- [Selected extract]:

Either via plausible.io or self-hosted - after creating your site in the Plausible dashboard you're provided with a simple <script> tag looking somewhat like this:

<script
  async
  defer
  data-domain="johnschmidt.de"
  src="https://stats.johnschmidt.cloud/js/plausible.js"
/>

Of course the src and data-domain attributes might differ depending on your setup. That's all you need from Plausible itself.

Setting up Your Application

In your Next.js project we need to modify the custom document /pages/_document.js file. There's a few possible approaches to implement the tracker. In this case, I implemented it manually. However, there is a small package providing you with a <PlausibleProvider> wrapper. The simplest approach is by adding the <script> tag in the <Head> component.

import Document, { Html, Head, Main, NextScript } from 'next/document'

class HomepageDocument extends Document {
  static async getInitialProps(ctx) {
    const initialProps = await Document.getInitialProps(ctx)
    return { ...initialProps }
  }
  render() {
    return (
      <Html lang='en'>
        <Head>
          <script
            async
            defer
            data-domain='johnschmidt.de'
            src='https://stats.johnschmidt.cloud/js/plausible.js'
          />
        </Head>
        <body className='antialiased dark:bg-black dark:text-white'>
          <Main />
          <NextScript />
        </body>
      </Html>
    )
  }
}

export default HomepageDocument

In the easiest scenario this would be it - you're good to go. The script will be included into the app bundle on every page. Once deployed, the script will automatically run the tracker function and count visitors and page views. The results will be displayed in the Plausible dashboard almost instantly.

Avoiding Counts in Preview Deployments

There's just this one little caveat: Plausible does not differ between the domain or referring URL (yet) you call the script from. Using Vercel or Netlify for your deployments, you might use preview URLs quite frequently. A visit to one of these would trigger an event like in the production environment. As far as I could evaluate, there's essentially two options to avoid:

  1. exclude yourself from tracking on the client-side or
  2. include the script only on the desired production URL (e.g. johnschmidt.de)

The First option could be achieved with a custom rule in a script-blocking extension of sorts (e.g. uBlock, Adblock Plus). The second approach is a bit trickier at the moment. To avoid the <script> to render in the preview URLs we need to include the snippet conditionally, based on the current hostname. The Window object can provide this information quite simply in window.location.hostname. It'll be offered as a string. This moves the code from /pages/_document.js to /pages/_app.js since we need to check our conditions on the client-side.

- [Dataset content]:
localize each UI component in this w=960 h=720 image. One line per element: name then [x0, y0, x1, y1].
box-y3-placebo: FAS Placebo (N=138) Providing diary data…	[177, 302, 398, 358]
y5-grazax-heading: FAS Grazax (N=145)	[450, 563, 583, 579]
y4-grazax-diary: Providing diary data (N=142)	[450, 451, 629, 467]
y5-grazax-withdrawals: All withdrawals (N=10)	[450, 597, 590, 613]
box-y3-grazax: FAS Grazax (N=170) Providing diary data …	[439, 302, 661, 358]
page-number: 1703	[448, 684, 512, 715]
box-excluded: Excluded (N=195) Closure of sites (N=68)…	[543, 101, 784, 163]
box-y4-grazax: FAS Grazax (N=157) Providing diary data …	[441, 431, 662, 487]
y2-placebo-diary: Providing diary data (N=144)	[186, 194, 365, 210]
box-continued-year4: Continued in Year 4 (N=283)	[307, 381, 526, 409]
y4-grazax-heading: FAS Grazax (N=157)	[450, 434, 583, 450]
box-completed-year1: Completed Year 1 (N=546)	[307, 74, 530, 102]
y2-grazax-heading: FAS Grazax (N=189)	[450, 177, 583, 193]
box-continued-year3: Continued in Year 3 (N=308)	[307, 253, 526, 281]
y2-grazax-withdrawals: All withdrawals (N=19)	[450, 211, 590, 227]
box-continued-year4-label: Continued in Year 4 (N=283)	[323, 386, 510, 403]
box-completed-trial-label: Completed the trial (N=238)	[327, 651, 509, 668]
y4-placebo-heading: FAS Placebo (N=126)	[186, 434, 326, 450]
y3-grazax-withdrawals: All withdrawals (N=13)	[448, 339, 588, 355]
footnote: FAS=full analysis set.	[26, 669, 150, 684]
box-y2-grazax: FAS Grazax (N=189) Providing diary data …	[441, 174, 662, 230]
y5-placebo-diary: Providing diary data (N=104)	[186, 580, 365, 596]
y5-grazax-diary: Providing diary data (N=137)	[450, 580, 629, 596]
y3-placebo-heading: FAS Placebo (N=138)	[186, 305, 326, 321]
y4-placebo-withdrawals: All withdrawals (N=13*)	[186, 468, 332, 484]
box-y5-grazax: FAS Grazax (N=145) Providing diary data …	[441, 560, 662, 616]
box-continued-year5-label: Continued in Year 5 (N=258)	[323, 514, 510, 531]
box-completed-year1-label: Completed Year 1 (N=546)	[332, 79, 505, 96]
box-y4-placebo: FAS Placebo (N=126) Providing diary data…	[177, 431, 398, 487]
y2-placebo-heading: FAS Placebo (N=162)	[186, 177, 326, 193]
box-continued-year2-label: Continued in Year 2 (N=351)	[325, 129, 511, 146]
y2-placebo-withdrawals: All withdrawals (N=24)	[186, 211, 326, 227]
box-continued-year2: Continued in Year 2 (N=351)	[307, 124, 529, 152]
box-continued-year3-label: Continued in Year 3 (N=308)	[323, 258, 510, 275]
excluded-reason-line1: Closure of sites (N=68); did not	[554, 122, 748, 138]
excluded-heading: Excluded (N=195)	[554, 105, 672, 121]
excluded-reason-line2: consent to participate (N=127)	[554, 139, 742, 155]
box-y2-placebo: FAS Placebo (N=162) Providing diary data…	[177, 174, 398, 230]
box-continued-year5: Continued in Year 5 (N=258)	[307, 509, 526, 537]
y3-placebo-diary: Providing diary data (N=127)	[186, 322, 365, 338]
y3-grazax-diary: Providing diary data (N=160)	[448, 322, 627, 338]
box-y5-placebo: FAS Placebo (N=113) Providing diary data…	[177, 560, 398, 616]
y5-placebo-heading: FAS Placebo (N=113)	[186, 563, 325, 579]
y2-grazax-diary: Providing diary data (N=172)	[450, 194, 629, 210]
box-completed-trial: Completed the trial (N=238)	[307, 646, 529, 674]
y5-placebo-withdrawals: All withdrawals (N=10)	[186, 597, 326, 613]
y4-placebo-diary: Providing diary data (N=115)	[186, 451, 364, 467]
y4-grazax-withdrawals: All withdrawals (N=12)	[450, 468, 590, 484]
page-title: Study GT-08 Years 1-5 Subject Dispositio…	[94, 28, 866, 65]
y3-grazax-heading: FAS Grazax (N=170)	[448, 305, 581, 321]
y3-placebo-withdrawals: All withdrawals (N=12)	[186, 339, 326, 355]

- [Instructions for the task]:
Rewrite the part of the text about adding Plausible to a Next.js site between "export default HomepageDocument" and "dashboard almost instantly.", inclusive, putting "control panel" wherever "dashboard" appears. The data has no connection to the text about adding Plausible to a Next.js site.

- [Written solution]:
export default HomepageDocument

In the easiest scenario this would be it - you're good to go. The script will be included into the app bundle on every page. Once deployed, the script will automatically run the tracker function and count visitors and page views. The results will be displayed in the Plausible control panel almost instantly.